▶ **BRIEF**
Extract from the listing each line in which the word "xlabel" appears.

[start]

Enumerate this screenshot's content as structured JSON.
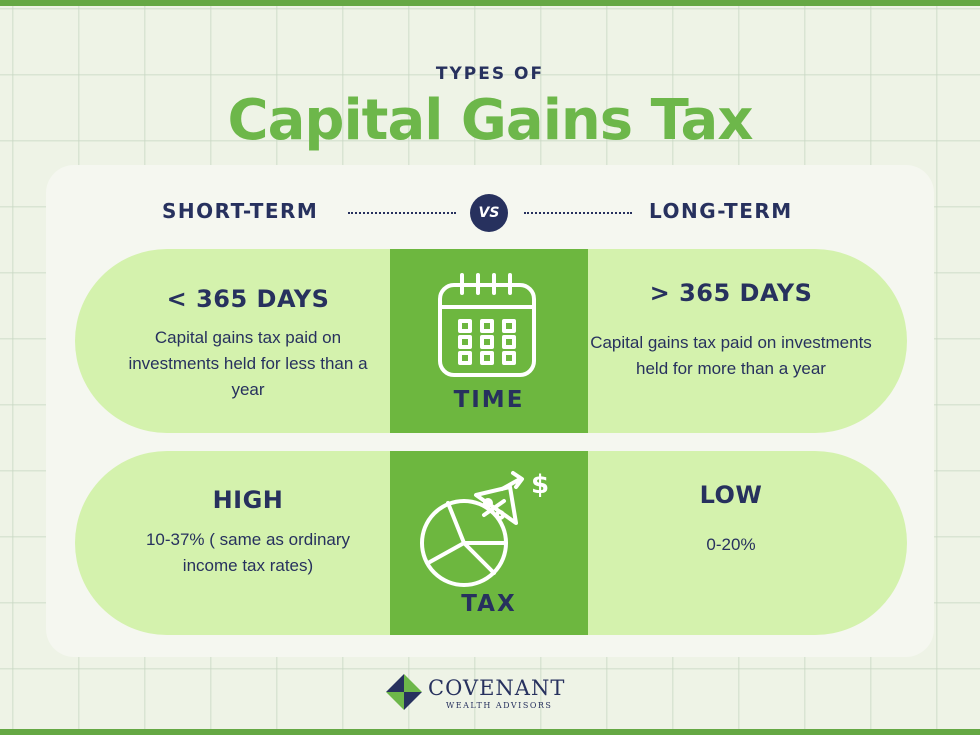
{
  "header": {
    "kicker": "TYPES OF",
    "title": "Capital Gains Tax"
  },
  "columns": {
    "left_label": "SHORT-TERM",
    "vs_label": "VS",
    "right_label": "LONG-TERM"
  },
  "rows": [
    {
      "center_label": "TIME",
      "center_icon": "calendar-icon",
      "left_heading": "< 365 DAYS",
      "left_body": "Capital gains tax paid on investments held for less than a year",
      "right_heading": "> 365 DAYS",
      "right_body": "Capital gains tax paid on investments held for more than a year"
    },
    {
      "center_label": "TAX",
      "center_icon": "pie-chart-tax-icon",
      "left_heading": "HIGH",
      "left_body": "10-37% ( same as ordinary income tax rates)",
      "right_heading": "LOW",
      "right_body": "0-20%"
    }
  ],
  "brand": {
    "name": "COVENANT",
    "tagline": "WEALTH ADVISORS"
  },
  "colors": {
    "accent_green": "#6db74a",
    "navy": "#27315e",
    "pill_green": "#d4f2ad",
    "center_green": "#6db73f",
    "background": "#eef3e6"
  }
}
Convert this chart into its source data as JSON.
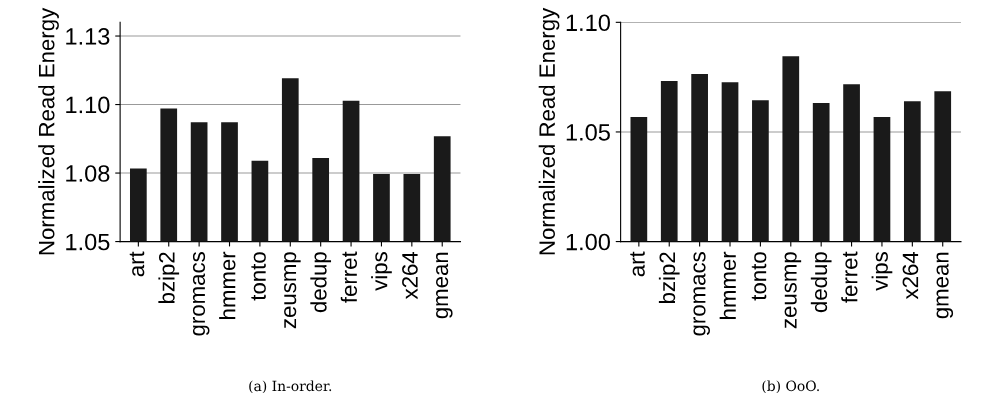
{
  "chart_data": [
    {
      "type": "bar",
      "ylabel": "Normalized Read Energy",
      "categories": [
        "art",
        "bzip2",
        "gromacs",
        "hmmer",
        "tonto",
        "zeusmp",
        "dedup",
        "ferret",
        "vips",
        "x264",
        "gmean"
      ],
      "values": [
        1.0767,
        1.0986,
        1.0935,
        1.0935,
        1.0795,
        1.1096,
        1.0805,
        1.1014,
        1.0747,
        1.0747,
        1.0884
      ],
      "color": "#1a1a1a",
      "ylim": [
        1.05,
        1.13
      ],
      "yticks": [
        1.05,
        {
          "value": 1.075,
          "label": "1.08"
        },
        {
          "value": 1.1,
          "label": "1.10"
        },
        {
          "value": 1.125,
          "label": "1.13"
        }
      ],
      "grid": "y",
      "annotations": [
        "(a) In-order."
      ]
    },
    {
      "type": "bar",
      "ylabel": "Normalized Read Energy",
      "categories": [
        "art",
        "bzip2",
        "gromacs",
        "hmmer",
        "tonto",
        "zeusmp",
        "dedup",
        "ferret",
        "vips",
        "x264",
        "gmean"
      ],
      "values": [
        1.0568,
        1.0732,
        1.0764,
        1.0727,
        1.0645,
        1.0845,
        1.0632,
        1.0718,
        1.0568,
        1.064,
        1.0686
      ],
      "color": "#1a1a1a",
      "ylim": [
        1.0,
        1.1
      ],
      "yticks": [
        {
          "value": 1.0,
          "label": "1.00"
        },
        1.05,
        {
          "value": 1.1,
          "label": "1.10"
        }
      ],
      "grid": "y",
      "annotations": [
        "(b) OoO."
      ]
    }
  ]
}
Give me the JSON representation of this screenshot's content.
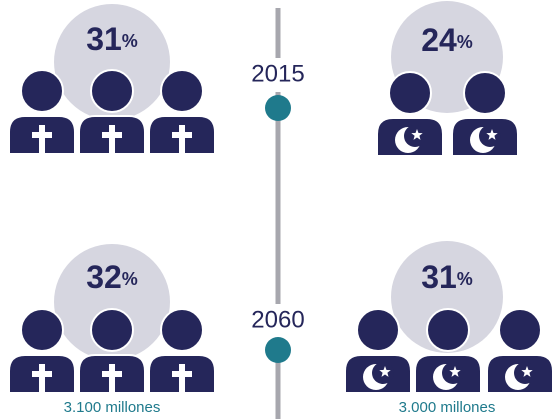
{
  "timeline": {
    "years": [
      "2015",
      "2060"
    ]
  },
  "panels": [
    {
      "group": "christian",
      "year": "2015",
      "value": "31",
      "unit": "%"
    },
    {
      "group": "muslim",
      "year": "2015",
      "value": "24",
      "unit": "%"
    },
    {
      "group": "christian",
      "year": "2060",
      "value": "32",
      "unit": "%",
      "caption": "3.100 millones"
    },
    {
      "group": "muslim",
      "year": "2060",
      "value": "31",
      "unit": "%",
      "caption": "3.000 millones"
    }
  ]
}
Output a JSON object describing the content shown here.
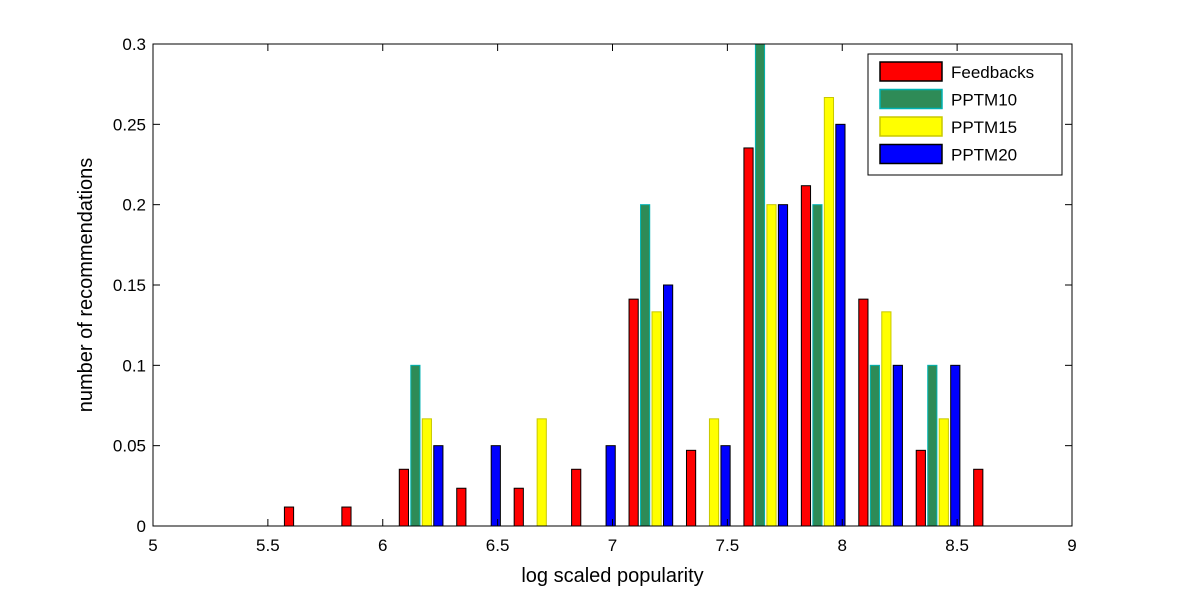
{
  "chart_data": {
    "type": "bar",
    "xlabel": "log scaled popularity",
    "ylabel": "number of recommendations",
    "xlim": [
      5,
      9
    ],
    "ylim": [
      0,
      0.3
    ],
    "xticks": [
      "5",
      "5.5",
      "6",
      "6.5",
      "7",
      "7.5",
      "8",
      "8.5",
      "9"
    ],
    "yticks": [
      "0",
      "0.05",
      "0.1",
      "0.15",
      "0.2",
      "0.25",
      "0.3"
    ],
    "grid": false,
    "legend_position": "top-right",
    "bin_centers": [
      5.167,
      5.417,
      5.667,
      5.917,
      6.167,
      6.417,
      6.667,
      6.917,
      7.167,
      7.417,
      7.667,
      7.917,
      8.167,
      8.417,
      8.667,
      8.917
    ],
    "series": [
      {
        "name": "Feedbacks",
        "color": "#ff0000",
        "edge": "#000000",
        "values": [
          0,
          0,
          0.0118,
          0.0118,
          0.0353,
          0.0235,
          0.0235,
          0.0353,
          0.1412,
          0.0471,
          0.2353,
          0.2118,
          0.1412,
          0.0471,
          0.0353,
          0
        ]
      },
      {
        "name": "PPTM10",
        "color": "#2e8b57",
        "edge": "#00b3b3",
        "values": [
          0,
          0,
          0,
          0,
          0.1,
          0,
          0,
          0,
          0.2,
          0,
          0.3,
          0.2,
          0.1,
          0.1,
          0,
          0
        ]
      },
      {
        "name": "PPTM15",
        "color": "#ffff00",
        "edge": "#c8c800",
        "values": [
          0,
          0,
          0,
          0,
          0.0667,
          0,
          0.0667,
          0,
          0.1333,
          0.0667,
          0.2,
          0.2667,
          0.1333,
          0.0667,
          0,
          0
        ]
      },
      {
        "name": "PPTM20",
        "color": "#0000ff",
        "edge": "#000000",
        "values": [
          0,
          0,
          0,
          0,
          0.05,
          0.05,
          0,
          0.05,
          0.15,
          0.05,
          0.2,
          0.25,
          0.1,
          0.1,
          0,
          0
        ]
      }
    ]
  }
}
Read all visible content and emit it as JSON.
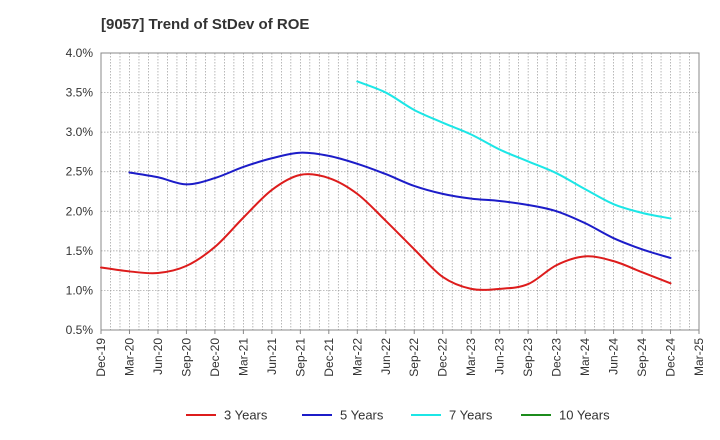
{
  "chart_data": {
    "type": "line",
    "title": "[9057]  Trend of StDev of ROE",
    "xlabel": "",
    "ylabel": "",
    "x_ticks": [
      "Dec-19",
      "Mar-20",
      "Jun-20",
      "Sep-20",
      "Dec-20",
      "Mar-21",
      "Jun-21",
      "Sep-21",
      "Dec-21",
      "Mar-22",
      "Jun-22",
      "Sep-22",
      "Dec-22",
      "Mar-23",
      "Jun-23",
      "Sep-23",
      "Dec-23",
      "Mar-24",
      "Jun-24",
      "Sep-24",
      "Dec-24",
      "Mar-25"
    ],
    "y_ticks": [
      "0.5%",
      "1.0%",
      "1.5%",
      "2.0%",
      "2.5%",
      "3.0%",
      "3.5%",
      "4.0%"
    ],
    "ylim": [
      0.5,
      4.0
    ],
    "grid": true,
    "legend_position": "bottom",
    "series": [
      {
        "name": "3 Years",
        "color": "#dd1c1c",
        "points": [
          [
            0,
            1.29
          ],
          [
            1,
            1.24
          ],
          [
            2,
            1.22
          ],
          [
            3,
            1.31
          ],
          [
            4,
            1.55
          ],
          [
            5,
            1.92
          ],
          [
            6,
            2.27
          ],
          [
            7,
            2.46
          ],
          [
            8,
            2.42
          ],
          [
            9,
            2.22
          ],
          [
            10,
            1.88
          ],
          [
            11,
            1.52
          ],
          [
            12,
            1.17
          ],
          [
            13,
            1.02
          ],
          [
            14,
            1.02
          ],
          [
            15,
            1.08
          ],
          [
            16,
            1.32
          ],
          [
            17,
            1.43
          ],
          [
            18,
            1.37
          ],
          [
            19,
            1.23
          ],
          [
            20,
            1.09
          ]
        ]
      },
      {
        "name": "5 Years",
        "color": "#1c1cc8",
        "points": [
          [
            1,
            2.49
          ],
          [
            2,
            2.43
          ],
          [
            3,
            2.34
          ],
          [
            4,
            2.42
          ],
          [
            5,
            2.56
          ],
          [
            6,
            2.67
          ],
          [
            7,
            2.74
          ],
          [
            8,
            2.7
          ],
          [
            9,
            2.6
          ],
          [
            10,
            2.47
          ],
          [
            11,
            2.32
          ],
          [
            12,
            2.22
          ],
          [
            13,
            2.16
          ],
          [
            14,
            2.13
          ],
          [
            15,
            2.08
          ],
          [
            16,
            2.0
          ],
          [
            17,
            1.85
          ],
          [
            18,
            1.66
          ],
          [
            19,
            1.52
          ],
          [
            20,
            1.41
          ]
        ]
      },
      {
        "name": "7 Years",
        "color": "#1ce6e6",
        "points": [
          [
            9,
            3.64
          ],
          [
            10,
            3.5
          ],
          [
            11,
            3.28
          ],
          [
            12,
            3.12
          ],
          [
            13,
            2.97
          ],
          [
            14,
            2.78
          ],
          [
            15,
            2.63
          ],
          [
            16,
            2.48
          ],
          [
            17,
            2.28
          ],
          [
            18,
            2.09
          ],
          [
            19,
            1.98
          ],
          [
            20,
            1.91
          ]
        ]
      },
      {
        "name": "10 Years",
        "color": "#1c8c1c",
        "points": []
      }
    ]
  }
}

[end]

▶ **TASK OUTPUT**
    "xlabel": "log scaled popularity",
    "xlabel": "",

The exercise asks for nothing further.